◆ TEXTO FORNECIDO ◆
Uma semana após operação mais letal da história, especialistas avaliam impactos na segurança pública do Rio

A maior e mais letal operação policial do Rio de Janeiro completa uma semana marcada por intensos debates sobre sua eficácia e os rumos da política de segurança pública, após o impacto da morte de 121 pessoas, sendo quatro policiais.


A maior e mais letal operação policial do Rio de Janeiro completa uma semana marcada por intensos debates sobre sua eficácia e os rumos da política de segurança pública, após o impacto da morte de 121 pessoas, sendo quatro policiais. Cerca de 2,5 mil agentes das Polícias Civil e Militar entraram nos Complexos da Penha e do Alemão para cumprir mandados da Operação Contenção, que busca combater a facção criminosa Comando Vermelho (CV).

Para a cientista social Silvia Ramos, que dirige o Centro de Estudos de Segurança e Cidadania (CESeC) e coordena a Rede de Observatórios de Segurança, a expectativa é de que pouca coisa mude na ação da facção dentro de favelas no Rio. Ela destaca que, apesar da proporção, a ação segue os moldes de operações anteriores que, em sua avaliação, não tiveram efeitos tão duradouros a longo prazo no combate ao crime organizado na periferia.

“A polícia saiu do complexo da Penha e do Alemão e não vai entrar de novo, porque lá ainda está cheio de homens armados a mando do CV, assim como em muitas outras partes da cidade e do Brasil. Nós estamos utilizando esse tipo de política de segurança nos últimos 30 anos – este governo especificamente do Claudio Castro utilizou isso radicalmente – e as facções se fortaleceram ainda mais”, destacou a pesquisadora.

◆ DADOS ARMAZENADOS ◆
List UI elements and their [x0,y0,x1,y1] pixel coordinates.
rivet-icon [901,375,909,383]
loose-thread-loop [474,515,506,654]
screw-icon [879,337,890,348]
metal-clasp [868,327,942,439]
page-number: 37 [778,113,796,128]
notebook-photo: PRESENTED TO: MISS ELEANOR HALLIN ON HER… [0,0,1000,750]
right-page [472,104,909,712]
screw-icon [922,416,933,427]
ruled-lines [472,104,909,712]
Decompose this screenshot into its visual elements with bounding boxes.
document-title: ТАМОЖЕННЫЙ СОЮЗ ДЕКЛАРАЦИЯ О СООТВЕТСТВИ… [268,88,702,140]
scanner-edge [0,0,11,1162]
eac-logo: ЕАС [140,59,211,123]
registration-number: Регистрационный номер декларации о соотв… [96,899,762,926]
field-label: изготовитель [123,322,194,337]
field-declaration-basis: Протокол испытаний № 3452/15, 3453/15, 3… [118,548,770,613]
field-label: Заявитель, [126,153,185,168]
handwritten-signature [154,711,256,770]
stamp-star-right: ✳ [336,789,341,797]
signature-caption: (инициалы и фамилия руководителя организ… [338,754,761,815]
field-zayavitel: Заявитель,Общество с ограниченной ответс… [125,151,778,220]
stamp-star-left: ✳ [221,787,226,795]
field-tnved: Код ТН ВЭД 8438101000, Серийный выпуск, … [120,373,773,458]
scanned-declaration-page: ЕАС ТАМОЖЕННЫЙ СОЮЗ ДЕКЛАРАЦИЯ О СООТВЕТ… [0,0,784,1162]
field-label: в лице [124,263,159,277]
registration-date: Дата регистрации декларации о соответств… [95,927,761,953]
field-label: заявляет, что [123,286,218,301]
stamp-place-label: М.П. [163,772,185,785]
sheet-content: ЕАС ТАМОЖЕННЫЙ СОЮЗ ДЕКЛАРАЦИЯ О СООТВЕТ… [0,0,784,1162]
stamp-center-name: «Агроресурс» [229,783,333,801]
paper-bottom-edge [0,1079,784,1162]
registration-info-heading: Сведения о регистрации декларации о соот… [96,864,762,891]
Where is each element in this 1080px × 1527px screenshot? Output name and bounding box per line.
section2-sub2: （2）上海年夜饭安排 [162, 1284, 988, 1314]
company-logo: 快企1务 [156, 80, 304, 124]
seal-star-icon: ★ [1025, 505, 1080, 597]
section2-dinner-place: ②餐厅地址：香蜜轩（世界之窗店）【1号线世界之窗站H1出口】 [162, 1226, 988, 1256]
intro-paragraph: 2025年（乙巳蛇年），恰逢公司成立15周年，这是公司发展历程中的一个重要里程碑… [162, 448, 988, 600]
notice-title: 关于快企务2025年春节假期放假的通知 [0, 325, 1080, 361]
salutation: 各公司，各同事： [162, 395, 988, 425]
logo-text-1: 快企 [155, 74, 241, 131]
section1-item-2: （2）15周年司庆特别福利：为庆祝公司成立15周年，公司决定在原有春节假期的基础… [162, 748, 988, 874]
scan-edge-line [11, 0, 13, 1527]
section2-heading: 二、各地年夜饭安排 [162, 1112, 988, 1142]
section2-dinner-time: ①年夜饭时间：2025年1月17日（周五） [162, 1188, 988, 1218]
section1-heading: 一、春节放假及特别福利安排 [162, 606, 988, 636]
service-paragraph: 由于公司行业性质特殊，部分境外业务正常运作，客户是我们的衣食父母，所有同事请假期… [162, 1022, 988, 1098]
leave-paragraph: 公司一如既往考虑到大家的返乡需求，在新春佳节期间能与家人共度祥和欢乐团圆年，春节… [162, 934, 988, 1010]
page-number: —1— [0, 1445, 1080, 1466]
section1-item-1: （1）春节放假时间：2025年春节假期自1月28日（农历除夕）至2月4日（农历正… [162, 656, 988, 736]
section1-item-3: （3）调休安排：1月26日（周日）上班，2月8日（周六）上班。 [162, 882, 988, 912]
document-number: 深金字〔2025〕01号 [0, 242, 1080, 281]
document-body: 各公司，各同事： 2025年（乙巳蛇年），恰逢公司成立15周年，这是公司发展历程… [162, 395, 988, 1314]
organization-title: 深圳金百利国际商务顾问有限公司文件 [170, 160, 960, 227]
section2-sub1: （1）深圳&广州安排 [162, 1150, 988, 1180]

◆ TAREFA PROPOSTA 1 ◆
Responda às perguntas abaixo com base na notícia sobre a operação policial no Rio:
(a) Quantas pessoas morreram na operação e quantas delas eram policiais?
(b) Quantos agentes entraram nos Complexos da Penha e do Alemão, e de quais polícias?
(c) Qual centro de estudos é dirigido por Silvia Ramos?
◆ TAREFA PROPOSTA 2 ◆
Dê continuidade à notícia sobre a operação policial no Rio a partir do último parágrafo apresentado.

◆ RESPOSTA 1 ◆
(a) Morreram 121 pessoas, sendo quatro policiais.
(b) Entraram cerca de 2,5 mil agentes das Polícias Civil e Militar.
(c) O Centro de Estudos de Segurança e Cidadania (CESeC).

◆ RESPOSTA 2 ◆
Realizada na última terça (28), Operação Contenção enviou 2,5 mil agentes para Penha e Alemão; 121 pessoas morreram – Foto: Divulgação/Polícia Militar

O pesquisador Jonas Pacheco, que também integra a Rede de Observatórios de Segurança, concorda que a ação não diminui, em um escopo geral, o domínio da facção no Rio. Para ele, os resultados da ação podem até provocar um enfraquecimento superficial, mas não afetam diretamente os núcleos de comando do CV.

“Se a gente pensa em um enfraquecimento sólido, no sentido de diminuir, de fato, os domínios territoriais, a gente não vai ver enfraquecimento nenhum da facção. O modo estratégico de atuação do Comando Vermelho não se dá majoritariamente no complexo do Alemão ou nessas regiões historicamente estigmatizadas como áreas perigosas e conflagradas”, afirma.

Na avaliação do governo estadual e das secretarias de Polícia, a ação foi considerada “um sucesso” e representou “o maior baque que o Comando Vermelho já tomou” no Rio. Passados alguns dias, porém, especialistas estimam que o impacto real da ação no contexto da criminalidade nas periferias fluminenses é um pouco mais complexo do que o sugerido.

Para especialistas, principal impacto é eleitoral

Outro ponto em que ambos concordam é nos impactos eleitorais da ação. Silvia aponta que o escopo da operação não necessariamente indica uma postura estratégica da Polícia, mas dialoga com tópicos de interesse público que devem estar no centro do debate eleitoral no próximo ano.

“Os dados que mostram apoio de uma parte importante da população a ações violentas por parte do Estado são conhecidos. Os resultados são surpreendentes porque são em cima de uma violência extrema que esse país nunca tinha visto, mas a verdade é que o ‘populismo penal’ sempre aparece exatamente nos momentos em que a população está mais amedrontada, desgostosa e desencantada com as políticas de segurança do próprio Estado”, afirma a pesquisadora.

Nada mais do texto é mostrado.